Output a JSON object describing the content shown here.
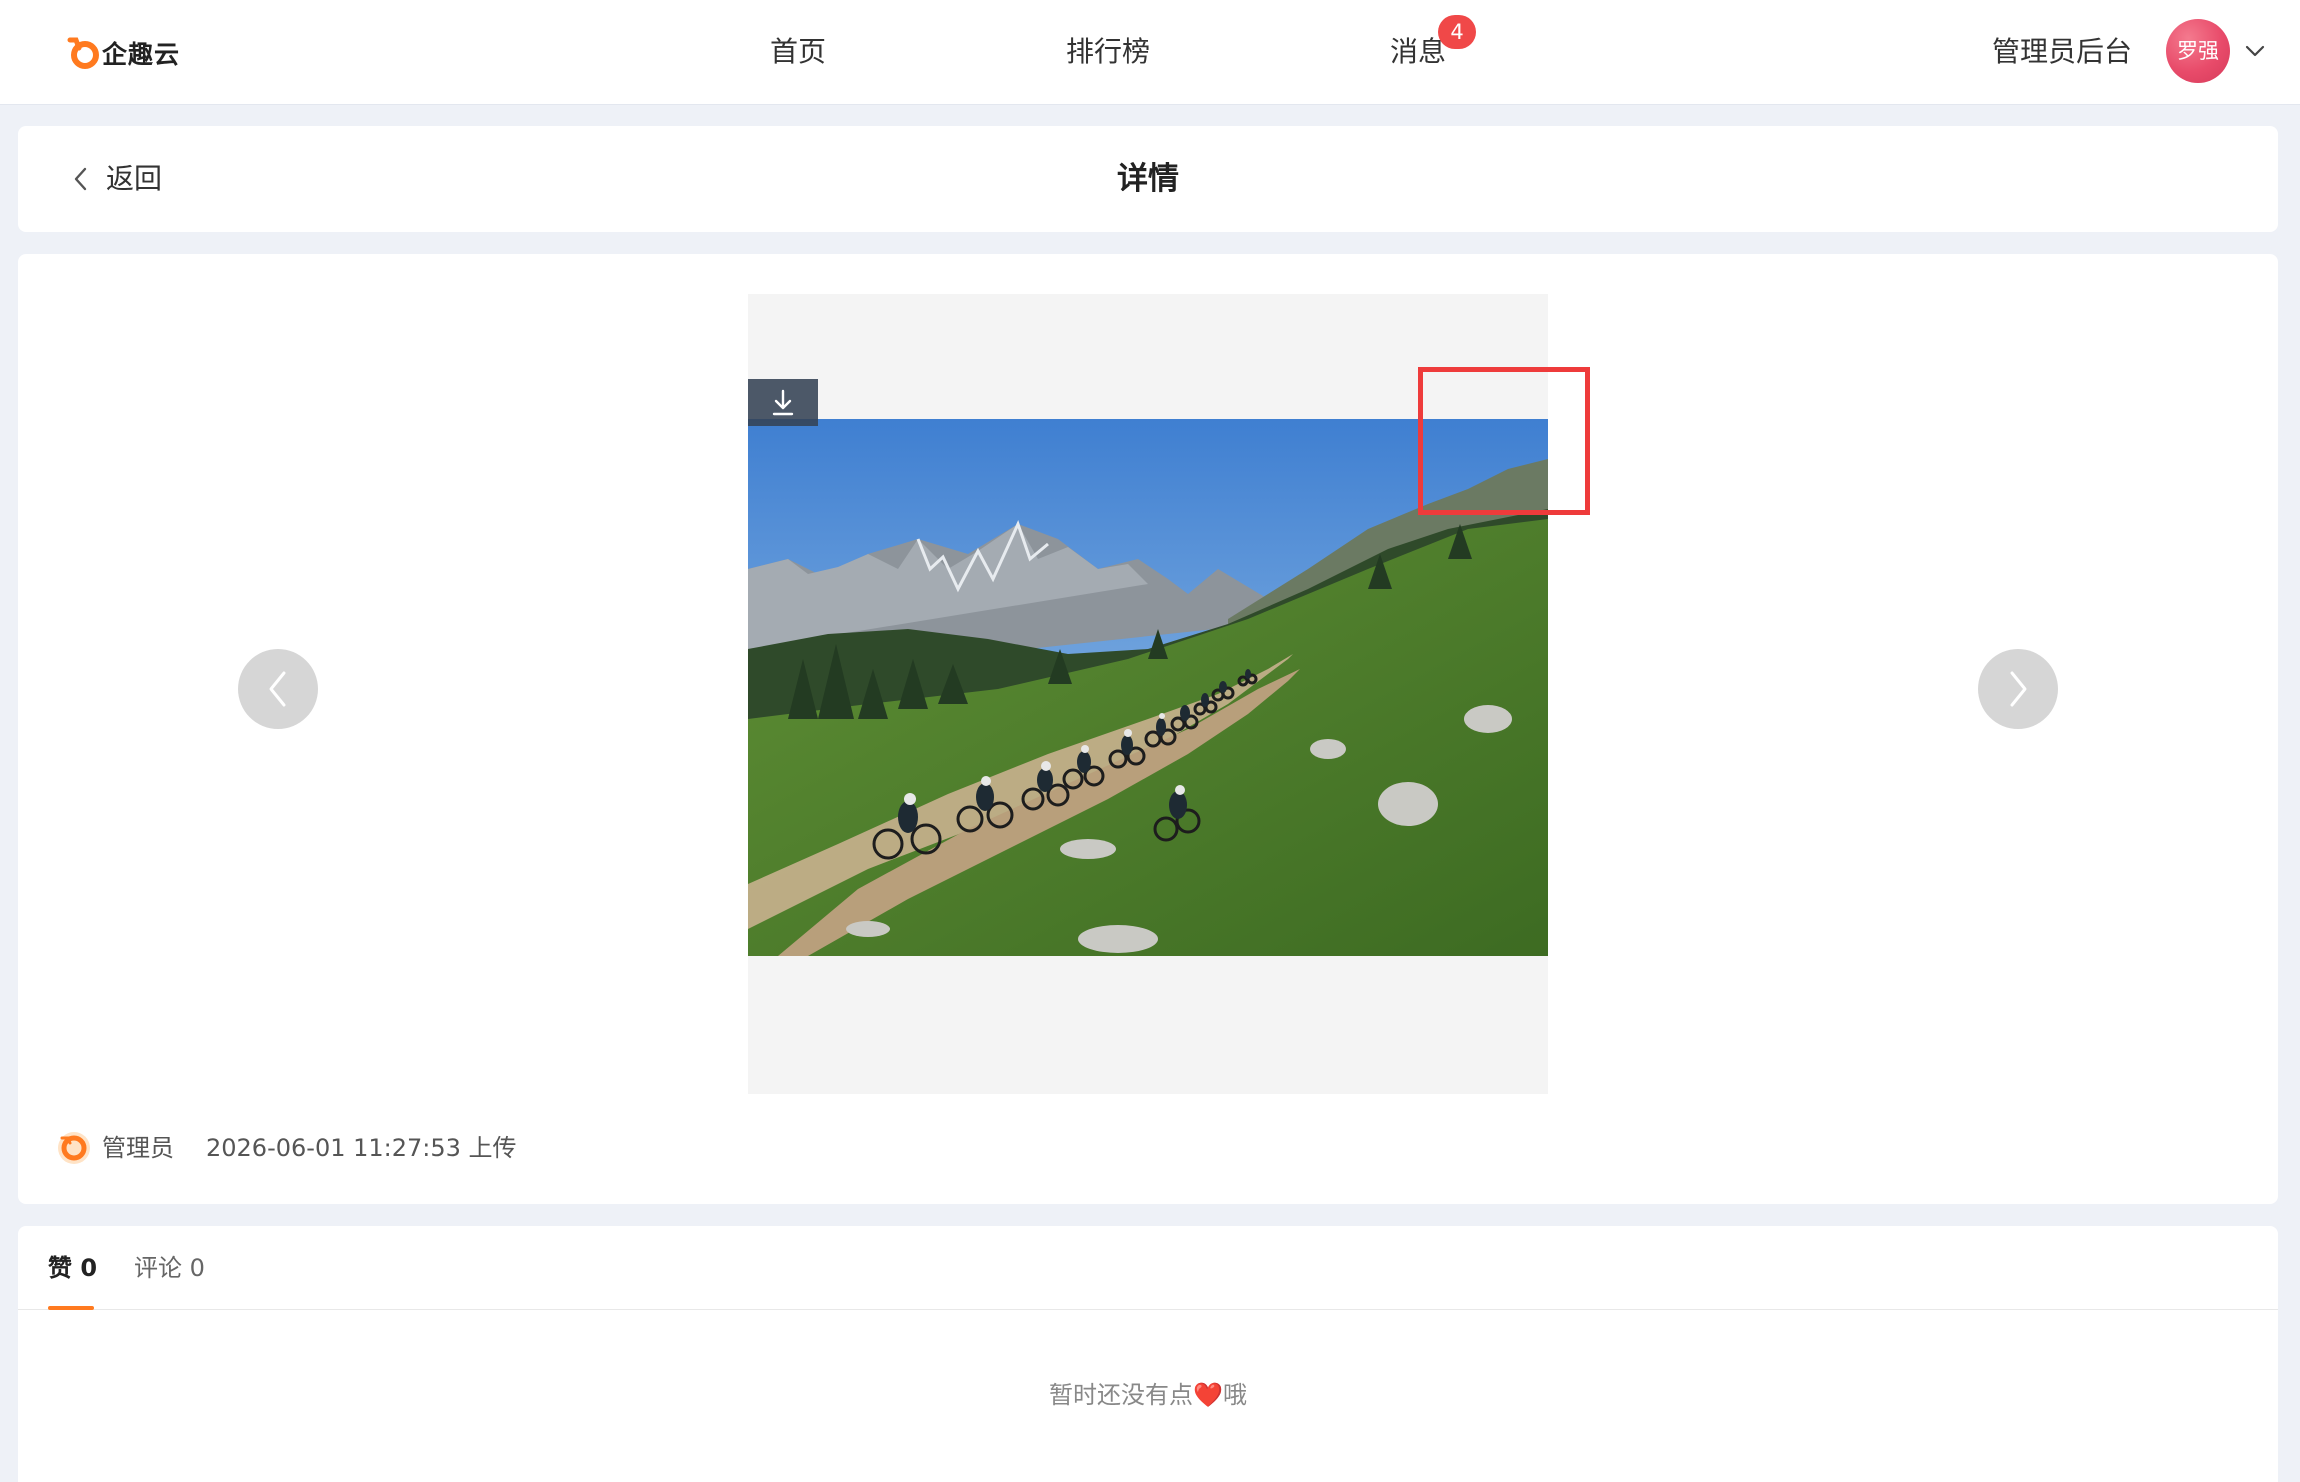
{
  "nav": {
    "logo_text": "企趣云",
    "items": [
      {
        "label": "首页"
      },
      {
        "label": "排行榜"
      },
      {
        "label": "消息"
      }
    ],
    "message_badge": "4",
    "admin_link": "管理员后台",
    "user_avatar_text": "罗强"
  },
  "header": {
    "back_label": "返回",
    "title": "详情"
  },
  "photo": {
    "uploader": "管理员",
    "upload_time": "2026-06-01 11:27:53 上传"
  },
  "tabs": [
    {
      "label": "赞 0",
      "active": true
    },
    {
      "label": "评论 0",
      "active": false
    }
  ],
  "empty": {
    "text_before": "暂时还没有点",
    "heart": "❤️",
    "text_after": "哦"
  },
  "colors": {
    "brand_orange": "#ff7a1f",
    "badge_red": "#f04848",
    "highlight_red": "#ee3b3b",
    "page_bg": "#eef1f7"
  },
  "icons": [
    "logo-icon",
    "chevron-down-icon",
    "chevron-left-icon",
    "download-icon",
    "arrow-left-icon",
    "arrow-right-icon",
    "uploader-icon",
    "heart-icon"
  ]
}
════════════════
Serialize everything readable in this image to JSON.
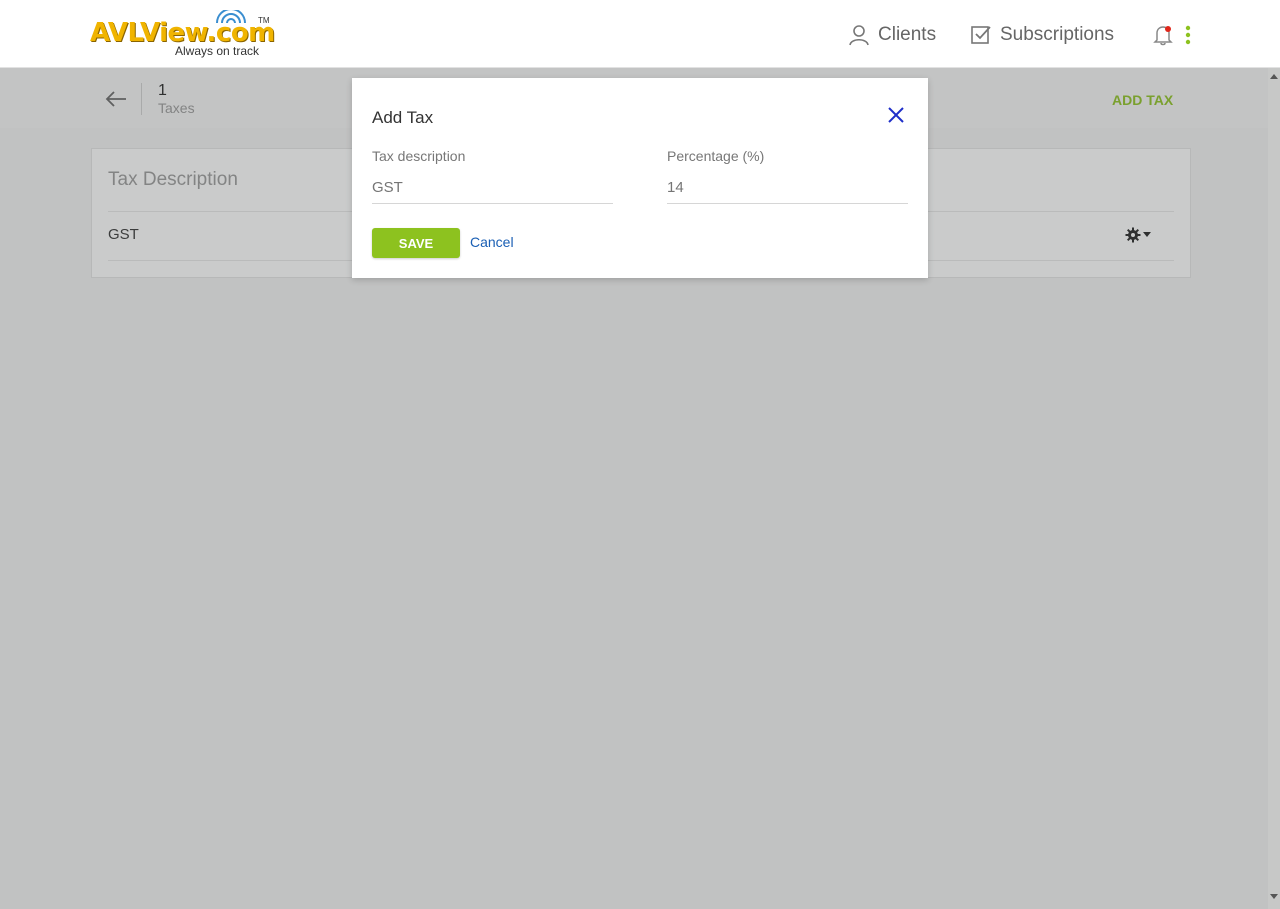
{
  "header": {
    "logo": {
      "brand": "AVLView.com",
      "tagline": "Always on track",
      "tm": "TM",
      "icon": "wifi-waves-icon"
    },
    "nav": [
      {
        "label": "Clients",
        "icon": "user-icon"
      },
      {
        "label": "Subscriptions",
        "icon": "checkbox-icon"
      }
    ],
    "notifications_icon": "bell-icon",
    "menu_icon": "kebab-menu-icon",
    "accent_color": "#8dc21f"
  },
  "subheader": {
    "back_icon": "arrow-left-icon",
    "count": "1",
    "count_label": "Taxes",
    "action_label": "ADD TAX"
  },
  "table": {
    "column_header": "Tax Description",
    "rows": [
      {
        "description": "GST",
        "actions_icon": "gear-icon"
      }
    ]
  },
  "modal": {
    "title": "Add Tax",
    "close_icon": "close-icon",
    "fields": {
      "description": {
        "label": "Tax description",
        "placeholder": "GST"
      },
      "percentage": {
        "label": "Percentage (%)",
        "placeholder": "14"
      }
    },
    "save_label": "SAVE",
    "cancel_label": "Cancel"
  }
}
════════════════
▸ WORK INSTRUCTIONS
Filter the entries above down to the lines containing the word "chevron".

▸ RESPONSE
    "chevron-down-icon",
    "chevron-left-icon",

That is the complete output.